- **GIVEN REQUEST**
Show all lines from the data that include the word "this".

------ THE DATA ------

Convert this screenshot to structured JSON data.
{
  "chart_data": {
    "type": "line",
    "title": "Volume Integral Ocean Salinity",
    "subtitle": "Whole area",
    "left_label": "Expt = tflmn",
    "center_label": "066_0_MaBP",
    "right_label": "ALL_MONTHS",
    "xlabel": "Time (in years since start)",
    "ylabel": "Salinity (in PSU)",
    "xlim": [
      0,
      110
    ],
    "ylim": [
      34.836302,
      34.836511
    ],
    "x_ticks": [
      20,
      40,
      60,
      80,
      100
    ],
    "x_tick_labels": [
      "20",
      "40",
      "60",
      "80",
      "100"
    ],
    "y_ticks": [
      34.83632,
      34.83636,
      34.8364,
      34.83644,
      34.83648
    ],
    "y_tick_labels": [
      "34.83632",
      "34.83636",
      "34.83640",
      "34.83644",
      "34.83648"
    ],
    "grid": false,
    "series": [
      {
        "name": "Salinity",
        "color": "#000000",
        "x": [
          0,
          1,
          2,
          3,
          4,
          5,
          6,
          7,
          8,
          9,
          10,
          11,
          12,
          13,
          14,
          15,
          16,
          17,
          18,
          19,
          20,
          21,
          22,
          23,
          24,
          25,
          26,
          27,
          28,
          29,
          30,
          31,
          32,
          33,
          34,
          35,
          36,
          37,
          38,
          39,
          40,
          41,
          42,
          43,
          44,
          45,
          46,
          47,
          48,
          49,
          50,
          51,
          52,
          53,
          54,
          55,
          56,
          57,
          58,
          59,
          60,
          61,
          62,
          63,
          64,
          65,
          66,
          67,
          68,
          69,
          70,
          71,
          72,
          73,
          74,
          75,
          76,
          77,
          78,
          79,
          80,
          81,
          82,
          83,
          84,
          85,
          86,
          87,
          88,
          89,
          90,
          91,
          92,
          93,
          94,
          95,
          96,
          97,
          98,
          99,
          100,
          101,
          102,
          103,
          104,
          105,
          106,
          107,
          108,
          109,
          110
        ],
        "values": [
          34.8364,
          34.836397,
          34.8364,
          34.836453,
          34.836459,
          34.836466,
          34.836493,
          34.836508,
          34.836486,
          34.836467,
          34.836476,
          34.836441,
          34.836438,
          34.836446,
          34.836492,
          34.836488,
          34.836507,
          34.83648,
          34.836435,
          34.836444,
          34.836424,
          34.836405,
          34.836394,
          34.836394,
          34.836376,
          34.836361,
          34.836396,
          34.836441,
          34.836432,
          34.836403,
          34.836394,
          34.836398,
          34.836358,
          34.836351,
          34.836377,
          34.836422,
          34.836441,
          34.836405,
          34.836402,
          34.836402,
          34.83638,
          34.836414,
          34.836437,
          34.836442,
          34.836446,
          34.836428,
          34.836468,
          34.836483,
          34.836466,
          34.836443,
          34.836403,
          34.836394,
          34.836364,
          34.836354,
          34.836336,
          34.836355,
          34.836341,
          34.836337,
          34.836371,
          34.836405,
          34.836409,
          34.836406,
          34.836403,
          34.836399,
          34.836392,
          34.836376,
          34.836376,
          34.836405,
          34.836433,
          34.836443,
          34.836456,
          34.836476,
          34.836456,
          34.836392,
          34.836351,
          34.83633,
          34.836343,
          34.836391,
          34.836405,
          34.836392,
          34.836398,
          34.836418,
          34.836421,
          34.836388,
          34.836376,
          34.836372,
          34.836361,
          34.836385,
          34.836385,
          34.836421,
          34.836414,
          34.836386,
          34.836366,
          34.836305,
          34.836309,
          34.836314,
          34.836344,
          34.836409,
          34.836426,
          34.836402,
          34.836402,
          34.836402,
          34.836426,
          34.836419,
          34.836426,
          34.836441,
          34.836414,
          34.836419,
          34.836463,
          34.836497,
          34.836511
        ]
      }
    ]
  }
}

------
------ THE DATA ------

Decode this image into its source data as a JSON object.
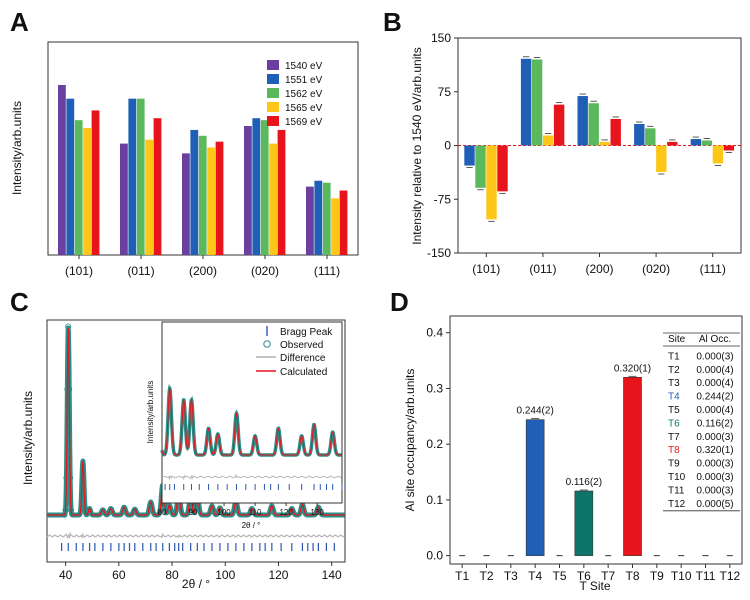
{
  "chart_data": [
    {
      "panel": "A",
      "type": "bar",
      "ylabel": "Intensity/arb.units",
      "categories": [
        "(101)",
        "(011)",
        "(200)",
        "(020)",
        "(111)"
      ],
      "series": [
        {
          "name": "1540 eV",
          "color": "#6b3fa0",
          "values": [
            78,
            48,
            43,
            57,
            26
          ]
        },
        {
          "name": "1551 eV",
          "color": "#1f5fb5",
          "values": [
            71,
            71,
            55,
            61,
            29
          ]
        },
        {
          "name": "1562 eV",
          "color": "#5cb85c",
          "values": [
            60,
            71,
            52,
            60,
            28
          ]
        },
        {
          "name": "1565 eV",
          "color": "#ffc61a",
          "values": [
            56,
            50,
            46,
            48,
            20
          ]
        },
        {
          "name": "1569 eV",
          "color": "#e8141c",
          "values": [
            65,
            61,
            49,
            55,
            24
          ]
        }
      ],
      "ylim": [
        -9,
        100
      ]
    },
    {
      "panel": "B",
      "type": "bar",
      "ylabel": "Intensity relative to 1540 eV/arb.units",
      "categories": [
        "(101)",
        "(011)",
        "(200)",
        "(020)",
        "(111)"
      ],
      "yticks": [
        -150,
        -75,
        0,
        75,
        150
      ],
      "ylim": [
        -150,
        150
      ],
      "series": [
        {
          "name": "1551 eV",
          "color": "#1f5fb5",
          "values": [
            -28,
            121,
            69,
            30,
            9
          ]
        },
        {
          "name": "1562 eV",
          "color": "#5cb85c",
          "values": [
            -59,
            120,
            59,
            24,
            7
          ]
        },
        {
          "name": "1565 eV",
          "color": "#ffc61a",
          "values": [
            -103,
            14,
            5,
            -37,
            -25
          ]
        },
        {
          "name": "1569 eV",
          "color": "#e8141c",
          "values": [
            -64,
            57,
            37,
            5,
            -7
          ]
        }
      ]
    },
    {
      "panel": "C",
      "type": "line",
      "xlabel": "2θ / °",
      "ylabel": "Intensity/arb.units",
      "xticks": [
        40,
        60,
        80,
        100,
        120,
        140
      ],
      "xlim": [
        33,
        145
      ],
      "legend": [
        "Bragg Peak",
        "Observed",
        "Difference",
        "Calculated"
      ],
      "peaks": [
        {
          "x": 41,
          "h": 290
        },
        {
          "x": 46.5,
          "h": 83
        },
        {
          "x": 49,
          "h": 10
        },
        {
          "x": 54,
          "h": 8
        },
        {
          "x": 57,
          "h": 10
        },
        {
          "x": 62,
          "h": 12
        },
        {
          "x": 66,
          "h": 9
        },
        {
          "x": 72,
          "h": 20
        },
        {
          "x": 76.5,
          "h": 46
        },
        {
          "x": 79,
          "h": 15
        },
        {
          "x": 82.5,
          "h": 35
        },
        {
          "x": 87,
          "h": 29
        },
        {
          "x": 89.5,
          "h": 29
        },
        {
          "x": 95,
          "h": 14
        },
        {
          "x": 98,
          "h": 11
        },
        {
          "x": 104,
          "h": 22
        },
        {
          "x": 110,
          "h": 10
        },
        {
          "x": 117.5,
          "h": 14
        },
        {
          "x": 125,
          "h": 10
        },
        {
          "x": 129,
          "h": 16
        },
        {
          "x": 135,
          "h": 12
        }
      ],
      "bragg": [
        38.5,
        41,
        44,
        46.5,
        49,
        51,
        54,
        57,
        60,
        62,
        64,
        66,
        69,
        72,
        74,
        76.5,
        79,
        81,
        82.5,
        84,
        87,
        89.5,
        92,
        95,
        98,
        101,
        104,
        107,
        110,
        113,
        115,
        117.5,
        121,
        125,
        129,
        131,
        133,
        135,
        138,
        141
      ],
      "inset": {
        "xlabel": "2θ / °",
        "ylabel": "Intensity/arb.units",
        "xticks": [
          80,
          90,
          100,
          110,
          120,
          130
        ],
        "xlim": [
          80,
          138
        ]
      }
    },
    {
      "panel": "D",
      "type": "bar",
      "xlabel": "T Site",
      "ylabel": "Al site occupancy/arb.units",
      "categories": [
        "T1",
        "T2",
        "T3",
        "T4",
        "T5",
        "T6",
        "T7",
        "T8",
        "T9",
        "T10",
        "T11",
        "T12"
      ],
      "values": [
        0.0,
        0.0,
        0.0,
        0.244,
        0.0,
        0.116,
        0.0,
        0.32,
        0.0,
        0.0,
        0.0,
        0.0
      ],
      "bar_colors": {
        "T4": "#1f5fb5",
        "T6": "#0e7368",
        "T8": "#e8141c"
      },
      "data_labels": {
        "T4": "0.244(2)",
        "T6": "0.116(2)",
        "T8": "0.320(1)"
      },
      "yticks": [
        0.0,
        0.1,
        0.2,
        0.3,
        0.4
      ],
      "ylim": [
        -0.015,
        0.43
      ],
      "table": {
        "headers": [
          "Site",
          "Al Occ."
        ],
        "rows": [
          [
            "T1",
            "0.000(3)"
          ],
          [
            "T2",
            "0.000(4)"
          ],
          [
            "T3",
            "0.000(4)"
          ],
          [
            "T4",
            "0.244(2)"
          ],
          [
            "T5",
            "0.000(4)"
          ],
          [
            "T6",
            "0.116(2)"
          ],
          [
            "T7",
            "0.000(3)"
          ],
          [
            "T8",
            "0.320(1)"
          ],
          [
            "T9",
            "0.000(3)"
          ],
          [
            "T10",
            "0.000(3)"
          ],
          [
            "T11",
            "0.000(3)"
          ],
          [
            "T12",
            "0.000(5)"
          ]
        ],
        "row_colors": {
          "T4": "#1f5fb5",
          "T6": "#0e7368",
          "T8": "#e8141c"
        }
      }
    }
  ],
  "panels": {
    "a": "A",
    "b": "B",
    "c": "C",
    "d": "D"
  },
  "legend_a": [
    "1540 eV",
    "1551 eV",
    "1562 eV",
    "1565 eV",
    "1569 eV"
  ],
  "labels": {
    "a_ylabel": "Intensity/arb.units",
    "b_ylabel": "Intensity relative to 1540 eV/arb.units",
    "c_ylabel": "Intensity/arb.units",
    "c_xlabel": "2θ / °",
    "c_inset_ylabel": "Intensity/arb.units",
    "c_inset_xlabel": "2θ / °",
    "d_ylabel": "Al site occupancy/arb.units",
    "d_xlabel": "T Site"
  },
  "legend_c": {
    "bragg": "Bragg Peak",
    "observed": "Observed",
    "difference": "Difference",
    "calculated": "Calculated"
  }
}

------

- **EXERCISE RESULT**
Convert this screenshot to structured JSON data.
Decode this image into its source data as a JSON object.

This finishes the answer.